» **Exercise directions**
Which lines hold the string "reizi"? Copy every one of them.

» **Data for this task**
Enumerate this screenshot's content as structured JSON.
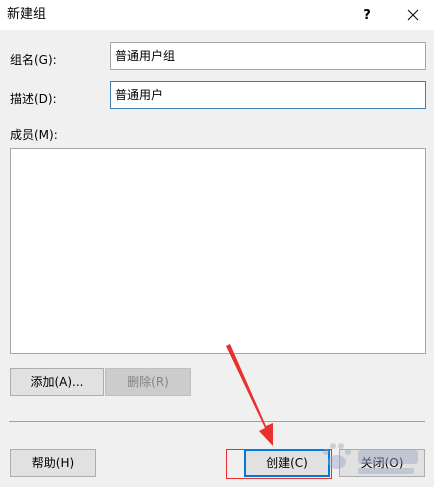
{
  "window": {
    "title": "新建组",
    "help_glyph": "?",
    "close_glyph": "✕"
  },
  "form": {
    "group_name_label": "组名(G):",
    "group_name_value": "普通用户组",
    "description_label": "描述(D):",
    "description_value": "普通用户",
    "members_label": "成员(M):"
  },
  "buttons": {
    "add_label": "添加(A)...",
    "remove_label": "删除(R)",
    "help_label": "帮助(H)",
    "create_label": "创建(C)",
    "close_label": "关闭(O)"
  },
  "colors": {
    "annotation": "#e8302e",
    "focus_border": "#3c7fb1",
    "default_button_border": "#0078d7"
  },
  "icons": {
    "annotation_arrow": "red-arrow-icon",
    "watermark": "baidu-paw-watermark-icon"
  }
}
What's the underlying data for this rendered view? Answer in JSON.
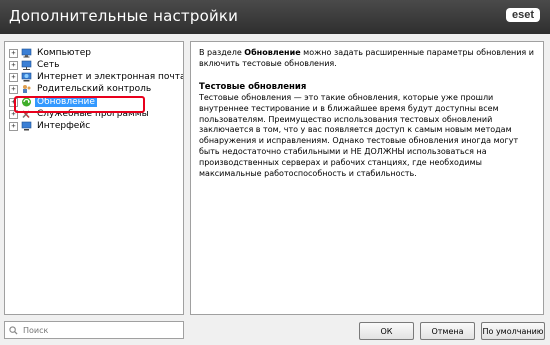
{
  "window": {
    "title": "Дополнительные настройки",
    "logo": "eset"
  },
  "tree": {
    "items": [
      {
        "label": "Компьютер",
        "icon": "computer-icon",
        "expanded": false
      },
      {
        "label": "Сеть",
        "icon": "network-icon",
        "expanded": false
      },
      {
        "label": "Интернет и электронная почта",
        "icon": "globe-icon",
        "expanded": false
      },
      {
        "label": "Родительский контроль",
        "icon": "parental-control-icon",
        "expanded": false
      },
      {
        "label": "Обновление",
        "icon": "update-icon",
        "expanded": false,
        "selected": true
      },
      {
        "label": "Служебные программы",
        "icon": "tools-icon",
        "expanded": false
      },
      {
        "label": "Интерфейс",
        "icon": "monitor-icon",
        "expanded": false
      }
    ]
  },
  "detail": {
    "intro_pre": "В разделе ",
    "intro_bold": "Обновление",
    "intro_post": " можно задать расширенные параметры обновления и включить тестовые обновления.",
    "heading": "Тестовые обновления",
    "body": "Тестовые обновления — это такие обновления, которые уже прошли внутреннее тестирование и в ближайшее время будут доступны всем пользователям. Преимущество использования тестовых обновлений заключается в том, что у вас появляется доступ к самым новым методам обнаружения и исправлениям. Однако тестовые обновления иногда могут быть недостаточно стабильными и НЕ ДОЛЖНЫ использоваться на производственных серверах и рабочих станциях, где необходимы максимальные работоспособность и стабильность."
  },
  "search": {
    "placeholder": "Поиск"
  },
  "buttons": {
    "ok": "ОК",
    "cancel": "Отмена",
    "default": "По умолчанию"
  },
  "colors": {
    "selection": "#3399ff",
    "highlight_box": "#e8001c",
    "titlebar": "#3a3a3a"
  }
}
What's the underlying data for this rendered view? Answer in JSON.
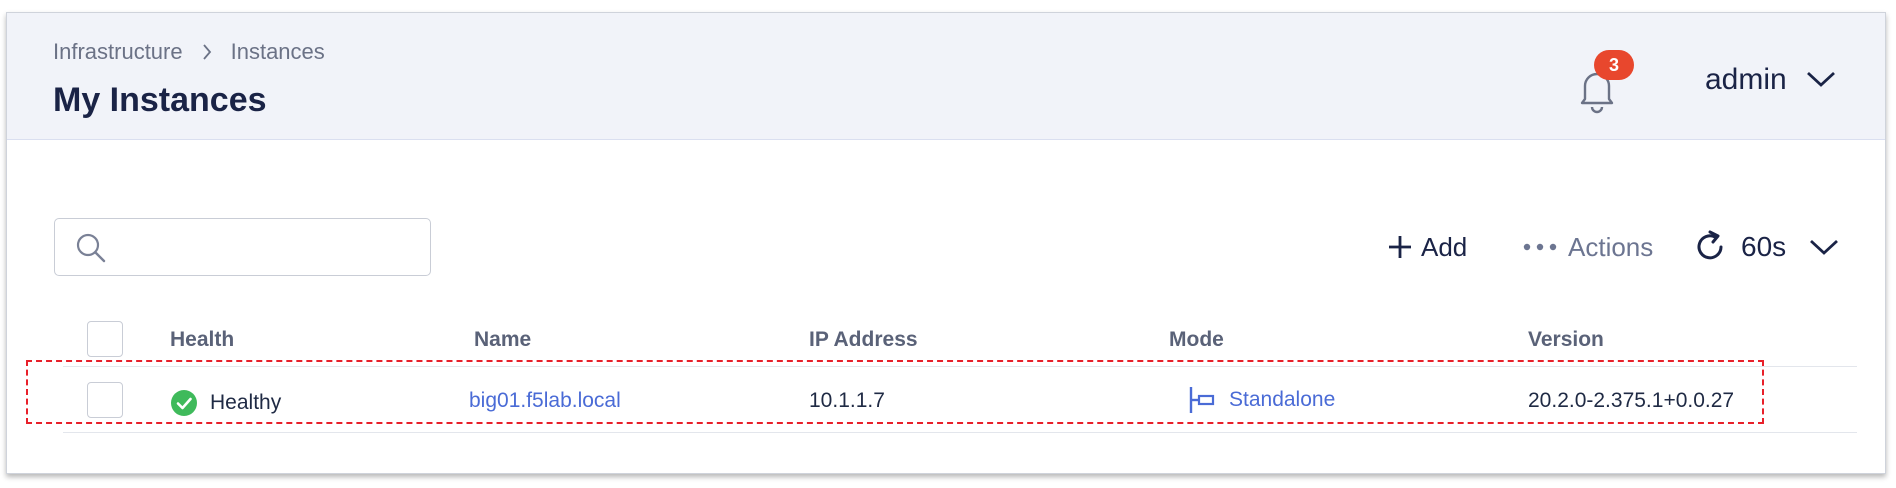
{
  "header": {
    "breadcrumb": [
      "Infrastructure",
      "Instances"
    ],
    "title": "My Instances",
    "notifications_count": "3",
    "user": "admin"
  },
  "toolbar": {
    "search_placeholder": "",
    "add_label": "Add",
    "actions_label": "Actions",
    "refresh_interval": "60s"
  },
  "table": {
    "columns": [
      "Health",
      "Name",
      "IP Address",
      "Mode",
      "Version"
    ],
    "rows": [
      {
        "health": "Healthy",
        "name": "big01.f5lab.local",
        "ip": "10.1.1.7",
        "mode": "Standalone",
        "version": "20.2.0-2.375.1+0.0.27"
      }
    ]
  },
  "colors": {
    "header_bg": "#f1f3f9",
    "title": "#1a2346",
    "link": "#4a6bd6",
    "badge": "#e8472d",
    "healthy": "#3fba5b",
    "highlight": "#e8202a"
  },
  "icons": [
    "chevron-right-icon",
    "bell-icon",
    "chevron-down-icon",
    "search-icon",
    "plus-icon",
    "more-dots-icon",
    "refresh-icon",
    "healthy-check-icon",
    "standalone-mode-icon"
  ]
}
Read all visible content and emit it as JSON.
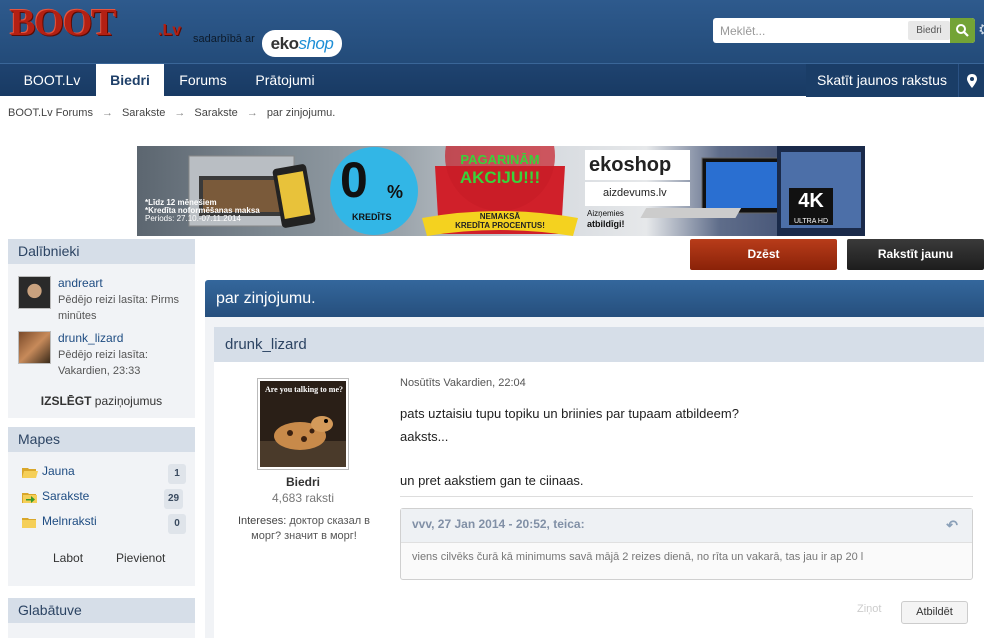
{
  "header": {
    "logo": "BOOT",
    "logo_suffix": ".Lv",
    "partner_text": "sadarbībā ar",
    "partner_logo_main": "eko",
    "partner_logo_accent": "shop"
  },
  "search": {
    "placeholder": "Meklēt...",
    "scope": "Biedri"
  },
  "nav": {
    "tabs": [
      {
        "label": "BOOT.Lv"
      },
      {
        "label": "Biedri"
      },
      {
        "label": "Forums"
      },
      {
        "label": "Prātojumi"
      }
    ],
    "new_posts": "Skatīt jaunos rakstus"
  },
  "breadcrumb": [
    "BOOT.Lv Forums",
    "Sarakste",
    "Sarakste",
    "par zinjojumu."
  ],
  "breadcrumb_separator": "→",
  "banner": {
    "fine_print": [
      "*Līdz 12 mēnešiem",
      "*Kredīta noformēšanas maksa",
      "Periods: 27.10.-07.11.2014"
    ],
    "zero": "0",
    "percent": "%",
    "credit_word": "KREDĪTS",
    "promo_line1": "PAGARINĀM",
    "promo_line2": "AKCIJU!!!",
    "promo_sub1": "NEMAKSĀ",
    "promo_sub2": "KREDĪTA PROCENTUS!",
    "brand": "ekoshop",
    "lender": "aizdevums.lv",
    "lender_slogan1": "Aizņemies",
    "lender_slogan2": "atbildīgi!",
    "tv_badge": "4K",
    "tv_sub": "ULTRA HD"
  },
  "actions": {
    "delete": "Dzēst",
    "write_new": "Rakstīt jaunu"
  },
  "sidebar": {
    "members_title": "Dalībnieki",
    "members": [
      {
        "name": "andreart",
        "seen_1": "Pēdējo reizi lasīta: Pirms",
        "seen_2": "minūtes"
      },
      {
        "name": "drunk_lizard",
        "seen_1": "Pēdējo reizi lasīta:",
        "seen_2": "Vakardien, 23:33"
      }
    ],
    "notify_bold": "IZSLĒGT",
    "notify_rest": " paziņojumus",
    "folders_title": "Mapes",
    "folders": [
      {
        "label": "Jauna",
        "count": "1"
      },
      {
        "label": "Sarakste",
        "count": "29"
      },
      {
        "label": "Melnraksti",
        "count": "0"
      }
    ],
    "folder_edit": "Labot",
    "folder_add": "Pievienot",
    "storage_title": "Glabātuve"
  },
  "thread": {
    "title": "par zinjojumu."
  },
  "post": {
    "author": "drunk_lizard",
    "avatar_caption": "Are you talking to me?",
    "role": "Biedri",
    "posts": "4,683 raksti",
    "interests_label": "Intereses:",
    "interests_value": " доктор сказал в морг? значит в морг!",
    "date": "Nosūtīts Vakardien, 22:04",
    "lines": [
      "pats uztaisiu tupu topiku un briinies par tupaam atbildeem?",
      "aaksts...",
      "un pret aakstiem gan te ciinaas."
    ],
    "quote_head": "vvv, 27 Jan 2014 - 20:52, teica:",
    "quote_text": "viens cilvēks čurā kā minimums savā mājā 2 reizes dienā, no rīta un vakarā, tas jau ir ap 20 l",
    "report": "Ziņot",
    "reply": "Atbildēt"
  },
  "colors": {
    "header_blue": "#2e5a8d",
    "nav_dark": "#1f4370",
    "delete_red": "#a5320f",
    "search_green": "#73a336",
    "link_blue": "#1e4c82"
  }
}
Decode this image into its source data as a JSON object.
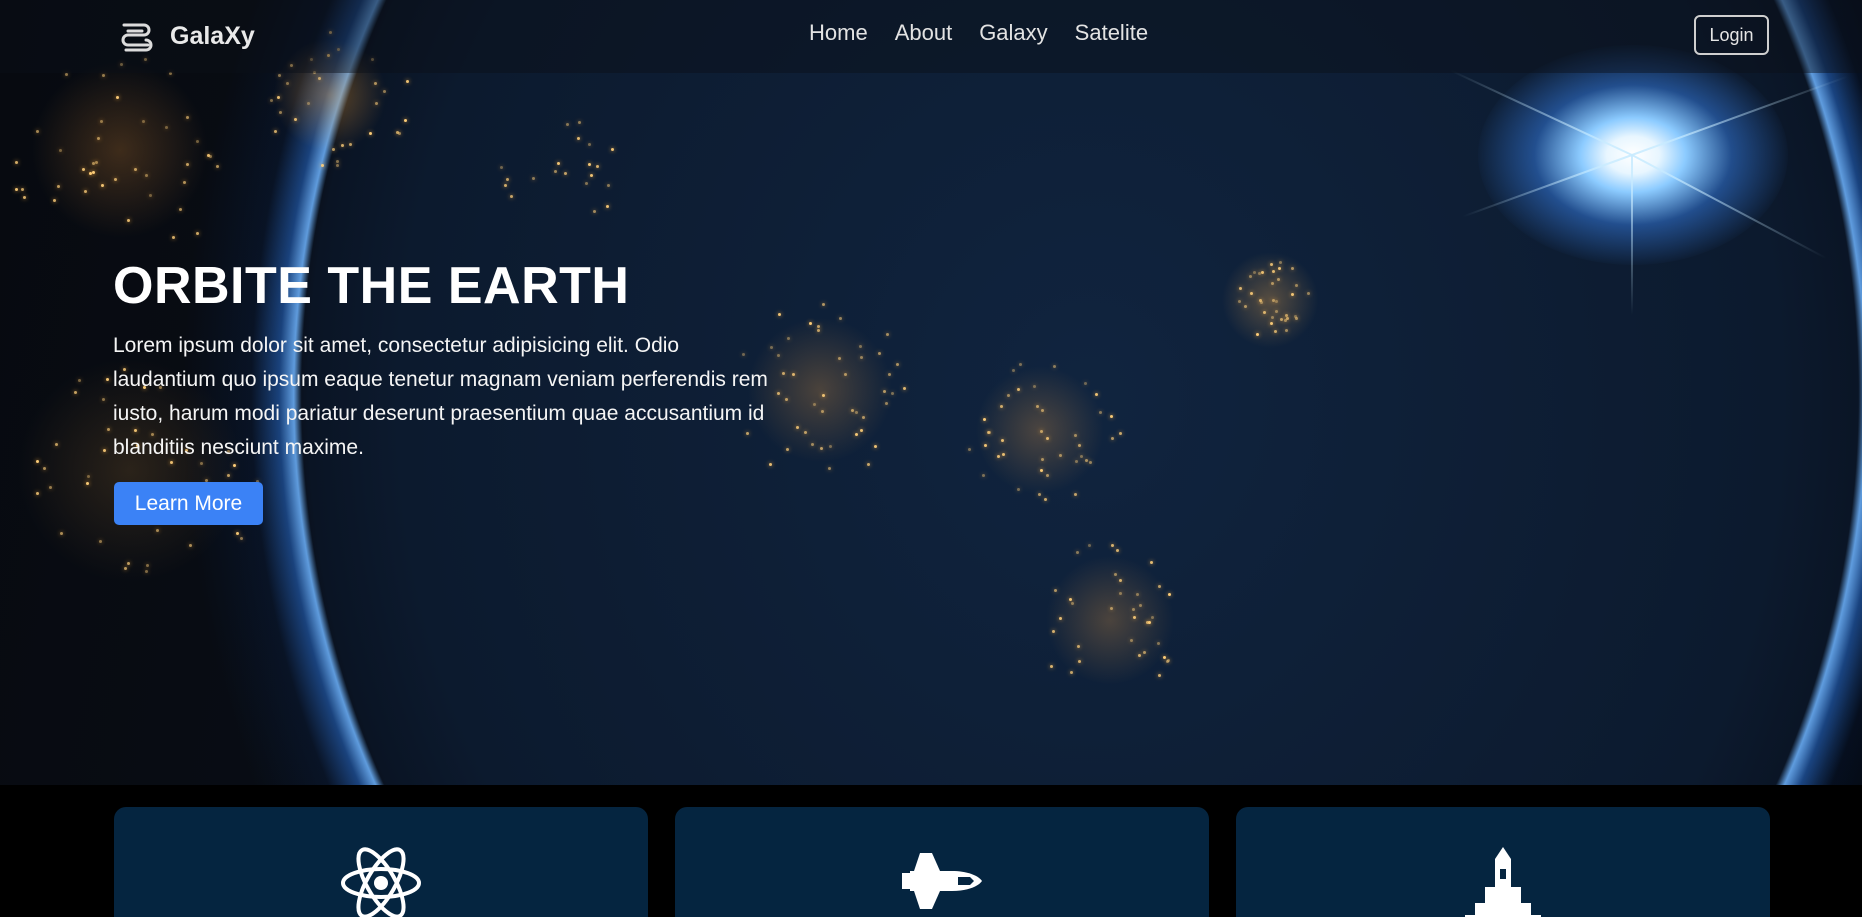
{
  "navbar": {
    "brand": "GalaXy",
    "links": [
      "Home",
      "About",
      "Galaxy",
      "Satelite"
    ],
    "login_label": "Login"
  },
  "hero": {
    "title": "ORBITE THE EARTH",
    "text": "Lorem ipsum dolor sit amet, consectetur adipisicing elit. Odio laudantium quo ipsum eaque tenetur magnam veniam perferendis rem iusto, harum modi pariatur deserunt praesentium quae accusantium id blanditiis nesciunt maxime.",
    "button_label": "Learn More"
  },
  "cards": [
    {
      "icon": "atom-icon"
    },
    {
      "icon": "space-shuttle-icon"
    },
    {
      "icon": "rocket-icon"
    }
  ],
  "colors": {
    "accent": "#3b82f6",
    "card_bg": "#052540",
    "nav_text": "#e3e3e3"
  }
}
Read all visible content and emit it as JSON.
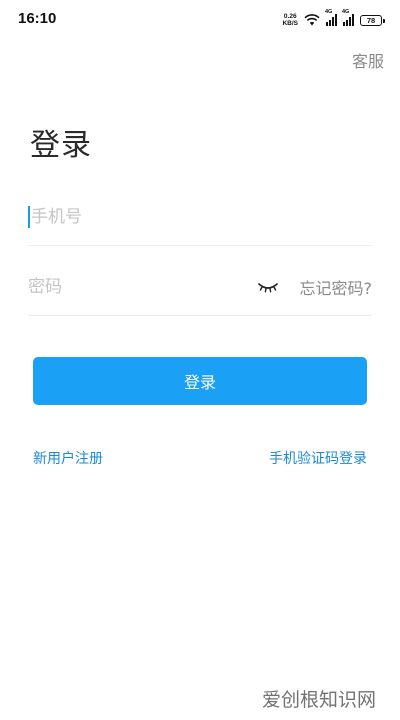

» **Exercise result**
        "seen_1": "Pēdējo reizi lasīta: Pirms",
        "seen_1": "Pēdējo reizi lasīta:",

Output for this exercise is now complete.